Transcribe every line, keeping it exact.
## START Input
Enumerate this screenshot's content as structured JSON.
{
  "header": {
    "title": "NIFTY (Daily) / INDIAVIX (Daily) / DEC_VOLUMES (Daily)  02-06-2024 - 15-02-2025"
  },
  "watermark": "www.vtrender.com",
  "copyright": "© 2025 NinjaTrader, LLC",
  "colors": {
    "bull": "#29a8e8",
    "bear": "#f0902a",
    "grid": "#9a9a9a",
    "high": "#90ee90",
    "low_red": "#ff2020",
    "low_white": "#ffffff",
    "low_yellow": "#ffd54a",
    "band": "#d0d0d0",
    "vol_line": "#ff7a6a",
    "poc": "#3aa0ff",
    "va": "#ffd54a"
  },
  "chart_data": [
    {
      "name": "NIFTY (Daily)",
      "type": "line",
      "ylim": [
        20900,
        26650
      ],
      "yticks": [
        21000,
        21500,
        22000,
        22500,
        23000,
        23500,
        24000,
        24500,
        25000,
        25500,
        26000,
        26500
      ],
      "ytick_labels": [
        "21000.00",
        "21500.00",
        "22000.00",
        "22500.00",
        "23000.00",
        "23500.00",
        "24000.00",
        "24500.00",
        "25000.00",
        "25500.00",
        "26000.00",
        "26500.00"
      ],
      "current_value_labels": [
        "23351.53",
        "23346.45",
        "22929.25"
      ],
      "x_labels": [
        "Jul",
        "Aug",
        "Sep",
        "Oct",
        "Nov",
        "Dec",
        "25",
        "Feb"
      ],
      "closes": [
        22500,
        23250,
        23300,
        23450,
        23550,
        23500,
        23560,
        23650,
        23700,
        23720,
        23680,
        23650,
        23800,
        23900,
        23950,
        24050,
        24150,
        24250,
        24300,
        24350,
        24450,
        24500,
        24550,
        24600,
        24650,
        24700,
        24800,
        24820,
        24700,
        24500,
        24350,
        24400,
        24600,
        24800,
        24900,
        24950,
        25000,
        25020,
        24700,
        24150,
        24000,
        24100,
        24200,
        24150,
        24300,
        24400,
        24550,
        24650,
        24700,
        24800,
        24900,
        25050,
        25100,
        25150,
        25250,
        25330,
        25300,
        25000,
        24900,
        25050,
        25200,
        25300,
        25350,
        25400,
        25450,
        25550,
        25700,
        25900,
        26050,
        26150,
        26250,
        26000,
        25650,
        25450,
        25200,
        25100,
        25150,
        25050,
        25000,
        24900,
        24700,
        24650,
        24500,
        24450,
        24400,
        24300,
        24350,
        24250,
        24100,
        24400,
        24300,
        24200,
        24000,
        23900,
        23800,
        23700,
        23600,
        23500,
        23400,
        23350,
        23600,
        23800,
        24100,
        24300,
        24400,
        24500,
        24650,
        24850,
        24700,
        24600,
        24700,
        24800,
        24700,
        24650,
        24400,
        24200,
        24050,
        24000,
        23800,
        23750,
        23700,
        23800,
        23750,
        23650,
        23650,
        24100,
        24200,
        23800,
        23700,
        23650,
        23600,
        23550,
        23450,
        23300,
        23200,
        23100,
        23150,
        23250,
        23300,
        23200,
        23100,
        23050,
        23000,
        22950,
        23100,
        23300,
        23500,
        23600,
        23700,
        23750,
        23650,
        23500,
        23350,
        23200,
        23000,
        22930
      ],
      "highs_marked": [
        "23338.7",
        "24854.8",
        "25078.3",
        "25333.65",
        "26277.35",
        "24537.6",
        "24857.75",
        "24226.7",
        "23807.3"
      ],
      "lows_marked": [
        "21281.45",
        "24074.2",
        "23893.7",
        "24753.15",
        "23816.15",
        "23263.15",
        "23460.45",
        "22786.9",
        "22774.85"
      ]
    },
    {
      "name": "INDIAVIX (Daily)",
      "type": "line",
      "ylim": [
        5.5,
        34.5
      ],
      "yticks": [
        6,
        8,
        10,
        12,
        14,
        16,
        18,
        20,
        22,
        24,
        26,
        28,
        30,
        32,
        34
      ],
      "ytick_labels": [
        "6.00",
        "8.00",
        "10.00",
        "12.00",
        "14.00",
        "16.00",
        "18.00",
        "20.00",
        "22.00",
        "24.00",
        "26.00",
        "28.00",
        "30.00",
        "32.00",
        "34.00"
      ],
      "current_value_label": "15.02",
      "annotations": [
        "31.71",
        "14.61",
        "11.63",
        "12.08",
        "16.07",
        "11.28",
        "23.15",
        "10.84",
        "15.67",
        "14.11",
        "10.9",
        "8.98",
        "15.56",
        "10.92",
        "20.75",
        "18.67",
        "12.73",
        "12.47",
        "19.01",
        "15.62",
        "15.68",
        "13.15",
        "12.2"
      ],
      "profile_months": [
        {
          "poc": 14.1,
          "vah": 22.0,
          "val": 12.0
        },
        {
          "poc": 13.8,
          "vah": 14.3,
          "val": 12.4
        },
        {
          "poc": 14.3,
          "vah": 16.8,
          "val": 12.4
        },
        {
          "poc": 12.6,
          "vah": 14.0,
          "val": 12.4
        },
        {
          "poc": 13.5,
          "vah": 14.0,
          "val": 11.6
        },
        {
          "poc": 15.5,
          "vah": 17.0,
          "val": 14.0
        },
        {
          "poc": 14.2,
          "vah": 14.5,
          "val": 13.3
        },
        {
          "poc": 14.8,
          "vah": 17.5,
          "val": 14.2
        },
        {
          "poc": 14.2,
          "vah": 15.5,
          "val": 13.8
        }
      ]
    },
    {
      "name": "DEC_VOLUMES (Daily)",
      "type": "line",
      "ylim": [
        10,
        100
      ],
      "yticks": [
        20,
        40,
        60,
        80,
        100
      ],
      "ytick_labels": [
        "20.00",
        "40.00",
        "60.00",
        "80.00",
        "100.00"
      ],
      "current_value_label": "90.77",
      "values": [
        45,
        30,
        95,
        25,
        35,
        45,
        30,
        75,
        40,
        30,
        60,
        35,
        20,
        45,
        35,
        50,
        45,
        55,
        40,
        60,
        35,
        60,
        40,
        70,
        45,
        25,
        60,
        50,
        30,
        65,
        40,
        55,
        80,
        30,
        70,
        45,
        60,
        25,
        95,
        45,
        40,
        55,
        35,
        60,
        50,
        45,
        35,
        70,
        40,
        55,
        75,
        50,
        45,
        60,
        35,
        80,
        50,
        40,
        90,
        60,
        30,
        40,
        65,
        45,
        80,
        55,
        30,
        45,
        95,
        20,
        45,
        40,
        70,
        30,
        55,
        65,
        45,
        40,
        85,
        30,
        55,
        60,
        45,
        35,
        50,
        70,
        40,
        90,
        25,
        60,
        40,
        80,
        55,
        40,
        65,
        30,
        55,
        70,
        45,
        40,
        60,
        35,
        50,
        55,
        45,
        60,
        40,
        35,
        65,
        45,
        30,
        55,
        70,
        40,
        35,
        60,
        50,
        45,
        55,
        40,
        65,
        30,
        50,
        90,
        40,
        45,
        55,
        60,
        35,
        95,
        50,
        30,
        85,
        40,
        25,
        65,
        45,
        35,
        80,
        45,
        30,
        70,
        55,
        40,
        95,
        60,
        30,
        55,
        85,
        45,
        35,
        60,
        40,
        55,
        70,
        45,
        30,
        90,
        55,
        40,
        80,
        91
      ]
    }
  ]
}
## END Input
# Solution below:
Enumerate this screenshot's content as structured JSON.
{
  "header": {
    "title": "NIFTY (Daily) / INDIAVIX (Daily) / DEC_VOLUMES (Daily)  02-06-2024 - 15-02-2025"
  },
  "watermark": "www.vtrender.com",
  "copyright": "© 2025 NinjaTrader, LLC",
  "colors": {
    "bull": "#29a8e8",
    "bear": "#f0902a",
    "grid": "#9a9a9a",
    "high": "#90ee90",
    "low_red": "#ff2020",
    "low_white": "#ffffff",
    "low_yellow": "#ffd54a",
    "band": "#d0d0d0",
    "vol_line": "#ff7a6a",
    "poc": "#3aa0ff",
    "va": "#ffd54a"
  },
  "chart_data": [
    {
      "name": "NIFTY (Daily)",
      "type": "line",
      "ylim": [
        20900,
        26650
      ],
      "yticks": [
        21000,
        21500,
        22000,
        22500,
        23000,
        23500,
        24000,
        24500,
        25000,
        25500,
        26000,
        26500
      ],
      "ytick_labels": [
        "21000.00",
        "21500.00",
        "22000.00",
        "22500.00",
        "23000.00",
        "23500.00",
        "24000.00",
        "24500.00",
        "25000.00",
        "25500.00",
        "26000.00",
        "26500.00"
      ],
      "current_value_labels": [
        "23351.53",
        "23346.45",
        "22929.25"
      ],
      "x_labels": [
        "Jul",
        "Aug",
        "Sep",
        "Oct",
        "Nov",
        "Dec",
        "25",
        "Feb"
      ],
      "closes": [
        22500,
        23250,
        23300,
        23450,
        23550,
        23500,
        23560,
        23650,
        23700,
        23720,
        23680,
        23650,
        23800,
        23900,
        23950,
        24050,
        24150,
        24250,
        24300,
        24350,
        24450,
        24500,
        24550,
        24600,
        24650,
        24700,
        24800,
        24820,
        24700,
        24500,
        24350,
        24400,
        24600,
        24800,
        24900,
        24950,
        25000,
        25020,
        24700,
        24150,
        24000,
        24100,
        24200,
        24150,
        24300,
        24400,
        24550,
        24650,
        24700,
        24800,
        24900,
        25050,
        25100,
        25150,
        25250,
        25330,
        25300,
        25000,
        24900,
        25050,
        25200,
        25300,
        25350,
        25400,
        25450,
        25550,
        25700,
        25900,
        26050,
        26150,
        26250,
        26000,
        25650,
        25450,
        25200,
        25100,
        25150,
        25050,
        25000,
        24900,
        24700,
        24650,
        24500,
        24450,
        24400,
        24300,
        24350,
        24250,
        24100,
        24400,
        24300,
        24200,
        24000,
        23900,
        23800,
        23700,
        23600,
        23500,
        23400,
        23350,
        23600,
        23800,
        24100,
        24300,
        24400,
        24500,
        24650,
        24850,
        24700,
        24600,
        24700,
        24800,
        24700,
        24650,
        24400,
        24200,
        24050,
        24000,
        23800,
        23750,
        23700,
        23800,
        23750,
        23650,
        23650,
        24100,
        24200,
        23800,
        23700,
        23650,
        23600,
        23550,
        23450,
        23300,
        23200,
        23100,
        23150,
        23250,
        23300,
        23200,
        23100,
        23050,
        23000,
        22950,
        23100,
        23300,
        23500,
        23600,
        23700,
        23750,
        23650,
        23500,
        23350,
        23200,
        23000,
        22930
      ],
      "highs_marked": [
        "23338.7",
        "24854.8",
        "25078.3",
        "25333.65",
        "26277.35",
        "24537.6",
        "24857.75",
        "24226.7",
        "23807.3"
      ],
      "lows_marked": [
        "21281.45",
        "24074.2",
        "23893.7",
        "24753.15",
        "23816.15",
        "23263.15",
        "23460.45",
        "22786.9",
        "22774.85"
      ]
    },
    {
      "name": "INDIAVIX (Daily)",
      "type": "line",
      "ylim": [
        5.5,
        34.5
      ],
      "yticks": [
        6,
        8,
        10,
        12,
        14,
        16,
        18,
        20,
        22,
        24,
        26,
        28,
        30,
        32,
        34
      ],
      "ytick_labels": [
        "6.00",
        "8.00",
        "10.00",
        "12.00",
        "14.00",
        "16.00",
        "18.00",
        "20.00",
        "22.00",
        "24.00",
        "26.00",
        "28.00",
        "30.00",
        "32.00",
        "34.00"
      ],
      "current_value_label": "15.02",
      "annotations": [
        "31.71",
        "14.61",
        "11.63",
        "12.08",
        "16.07",
        "11.28",
        "23.15",
        "10.84",
        "15.67",
        "14.11",
        "10.9",
        "8.98",
        "15.56",
        "10.92",
        "20.75",
        "18.67",
        "12.73",
        "12.47",
        "19.01",
        "15.62",
        "15.68",
        "13.15",
        "12.2"
      ],
      "profile_months": [
        {
          "poc": 14.1,
          "vah": 22.0,
          "val": 12.0
        },
        {
          "poc": 13.8,
          "vah": 14.3,
          "val": 12.4
        },
        {
          "poc": 14.3,
          "vah": 16.8,
          "val": 12.4
        },
        {
          "poc": 12.6,
          "vah": 14.0,
          "val": 12.4
        },
        {
          "poc": 13.5,
          "vah": 14.0,
          "val": 11.6
        },
        {
          "poc": 15.5,
          "vah": 17.0,
          "val": 14.0
        },
        {
          "poc": 14.2,
          "vah": 14.5,
          "val": 13.3
        },
        {
          "poc": 14.8,
          "vah": 17.5,
          "val": 14.2
        },
        {
          "poc": 14.2,
          "vah": 15.5,
          "val": 13.8
        }
      ]
    },
    {
      "name": "DEC_VOLUMES (Daily)",
      "type": "line",
      "ylim": [
        10,
        100
      ],
      "yticks": [
        20,
        40,
        60,
        80,
        100
      ],
      "ytick_labels": [
        "20.00",
        "40.00",
        "60.00",
        "80.00",
        "100.00"
      ],
      "current_value_label": "90.77",
      "values": [
        45,
        30,
        95,
        25,
        35,
        45,
        30,
        75,
        40,
        30,
        60,
        35,
        20,
        45,
        35,
        50,
        45,
        55,
        40,
        60,
        35,
        60,
        40,
        70,
        45,
        25,
        60,
        50,
        30,
        65,
        40,
        55,
        80,
        30,
        70,
        45,
        60,
        25,
        95,
        45,
        40,
        55,
        35,
        60,
        50,
        45,
        35,
        70,
        40,
        55,
        75,
        50,
        45,
        60,
        35,
        80,
        50,
        40,
        90,
        60,
        30,
        40,
        65,
        45,
        80,
        55,
        30,
        45,
        95,
        20,
        45,
        40,
        70,
        30,
        55,
        65,
        45,
        40,
        85,
        30,
        55,
        60,
        45,
        35,
        50,
        70,
        40,
        90,
        25,
        60,
        40,
        80,
        55,
        40,
        65,
        30,
        55,
        70,
        45,
        40,
        60,
        35,
        50,
        55,
        45,
        60,
        40,
        35,
        65,
        45,
        30,
        55,
        70,
        40,
        35,
        60,
        50,
        45,
        55,
        40,
        65,
        30,
        50,
        90,
        40,
        45,
        55,
        60,
        35,
        95,
        50,
        30,
        85,
        40,
        25,
        65,
        45,
        35,
        80,
        45,
        30,
        70,
        55,
        40,
        95,
        60,
        30,
        55,
        85,
        45,
        35,
        60,
        40,
        55,
        70,
        45,
        30,
        90,
        55,
        40,
        80,
        91
      ]
    }
  ]
}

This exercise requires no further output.